Job: Present the data once more in exactly its original form.
-- Start Extracted information --
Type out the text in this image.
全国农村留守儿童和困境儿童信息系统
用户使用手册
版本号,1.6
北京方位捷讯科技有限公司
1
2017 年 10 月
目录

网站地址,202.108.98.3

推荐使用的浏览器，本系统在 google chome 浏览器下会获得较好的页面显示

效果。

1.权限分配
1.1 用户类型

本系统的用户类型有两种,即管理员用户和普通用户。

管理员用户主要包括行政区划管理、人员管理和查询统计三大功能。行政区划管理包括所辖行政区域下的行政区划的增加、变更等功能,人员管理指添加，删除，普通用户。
-- End Extracted information --
Exercise answer:
Type out the text in this image.
全国农村留守儿童和困境儿童信息系统
用户使用手册
版本号,1.6
北京方位捷讯科技有限公司
1
2017 年 10 月
目录

网站地址,202.108.98.3

推荐使用的浏览器，本系统在 google chome 浏览器下会获得较好的页面显示

效果。

1.权限分配
1.1 用户类型

本系统的用户类型有两种,即管理员用户和普通用户。

管理员用户主要包括行政区划管理、人员管理和查询统计三大功能。行政区划管理包括所辖行政区域下的行政区划的增加、变更等功能,人员管理指添加，删除，普通用户。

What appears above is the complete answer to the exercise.